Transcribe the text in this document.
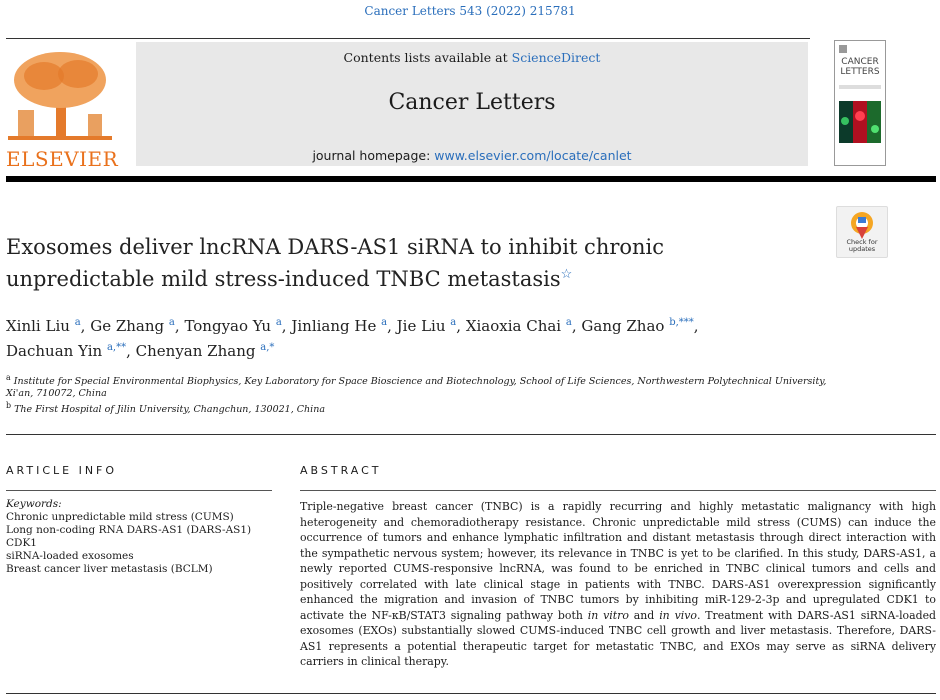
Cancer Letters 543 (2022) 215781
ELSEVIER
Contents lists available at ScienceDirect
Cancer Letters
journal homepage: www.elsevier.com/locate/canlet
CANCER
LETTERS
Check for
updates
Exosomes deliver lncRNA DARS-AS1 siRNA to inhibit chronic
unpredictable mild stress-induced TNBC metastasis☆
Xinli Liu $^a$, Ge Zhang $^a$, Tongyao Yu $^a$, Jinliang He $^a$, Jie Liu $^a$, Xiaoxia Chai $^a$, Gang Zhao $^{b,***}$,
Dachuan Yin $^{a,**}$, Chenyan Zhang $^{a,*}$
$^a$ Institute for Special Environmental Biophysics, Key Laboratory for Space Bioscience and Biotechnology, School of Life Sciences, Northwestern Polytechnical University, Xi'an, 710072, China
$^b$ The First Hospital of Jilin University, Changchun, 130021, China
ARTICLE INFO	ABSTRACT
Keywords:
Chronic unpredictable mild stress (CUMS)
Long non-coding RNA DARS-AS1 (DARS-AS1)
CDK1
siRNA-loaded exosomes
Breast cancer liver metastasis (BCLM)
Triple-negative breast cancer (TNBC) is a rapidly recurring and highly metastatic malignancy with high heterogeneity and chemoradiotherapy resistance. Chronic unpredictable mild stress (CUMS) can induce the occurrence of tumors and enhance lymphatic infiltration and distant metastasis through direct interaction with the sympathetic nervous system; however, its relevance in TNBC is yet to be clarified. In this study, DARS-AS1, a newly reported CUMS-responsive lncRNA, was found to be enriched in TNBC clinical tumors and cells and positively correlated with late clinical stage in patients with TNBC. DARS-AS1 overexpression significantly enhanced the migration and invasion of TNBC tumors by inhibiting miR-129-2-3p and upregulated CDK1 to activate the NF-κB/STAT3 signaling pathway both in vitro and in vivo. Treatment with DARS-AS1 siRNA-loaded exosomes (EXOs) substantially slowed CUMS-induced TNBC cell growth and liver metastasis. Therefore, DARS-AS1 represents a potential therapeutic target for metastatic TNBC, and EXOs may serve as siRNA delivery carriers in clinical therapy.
:::
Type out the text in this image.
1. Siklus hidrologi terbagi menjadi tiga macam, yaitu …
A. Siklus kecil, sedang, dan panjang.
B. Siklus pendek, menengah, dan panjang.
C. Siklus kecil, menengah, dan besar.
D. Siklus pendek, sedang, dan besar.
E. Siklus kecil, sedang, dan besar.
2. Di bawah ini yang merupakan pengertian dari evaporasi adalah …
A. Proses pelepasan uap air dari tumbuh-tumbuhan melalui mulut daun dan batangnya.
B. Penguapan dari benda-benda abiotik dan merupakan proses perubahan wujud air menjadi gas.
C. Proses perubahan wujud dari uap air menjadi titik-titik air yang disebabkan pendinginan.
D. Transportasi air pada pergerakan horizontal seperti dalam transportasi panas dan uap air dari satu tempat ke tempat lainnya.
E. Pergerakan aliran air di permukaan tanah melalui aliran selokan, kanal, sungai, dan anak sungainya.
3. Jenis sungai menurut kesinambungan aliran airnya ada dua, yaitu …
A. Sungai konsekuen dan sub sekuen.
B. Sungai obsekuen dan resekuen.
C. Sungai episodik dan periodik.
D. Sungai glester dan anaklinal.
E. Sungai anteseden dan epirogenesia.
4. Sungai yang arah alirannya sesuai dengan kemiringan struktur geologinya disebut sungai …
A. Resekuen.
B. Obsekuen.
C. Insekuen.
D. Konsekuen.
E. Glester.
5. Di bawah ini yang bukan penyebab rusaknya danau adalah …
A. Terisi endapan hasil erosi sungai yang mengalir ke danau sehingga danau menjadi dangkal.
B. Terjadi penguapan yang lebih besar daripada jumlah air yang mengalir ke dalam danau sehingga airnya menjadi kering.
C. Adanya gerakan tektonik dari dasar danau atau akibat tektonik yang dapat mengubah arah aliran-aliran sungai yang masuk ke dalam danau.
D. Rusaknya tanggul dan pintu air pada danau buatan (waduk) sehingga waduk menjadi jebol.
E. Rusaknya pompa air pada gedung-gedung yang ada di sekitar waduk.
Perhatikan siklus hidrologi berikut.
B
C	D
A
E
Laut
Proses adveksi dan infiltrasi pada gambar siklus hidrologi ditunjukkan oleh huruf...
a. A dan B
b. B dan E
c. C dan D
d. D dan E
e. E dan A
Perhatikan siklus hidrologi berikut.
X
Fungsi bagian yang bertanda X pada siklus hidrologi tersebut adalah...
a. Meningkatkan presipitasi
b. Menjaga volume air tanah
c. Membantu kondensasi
:::
[What you have to do]
Scan the listing for the string "China". Copy each line that has it.

[Written response]
$^a$ Institute for Special Environmental Biophysics, Key Laboratory for Space Bioscience and Biotechnology, School of Life Sciences, Northwestern Polytechnical University, Xi'an, 710072, China
$^b$ The First Hospital of Jilin University, Changchun, 130021, China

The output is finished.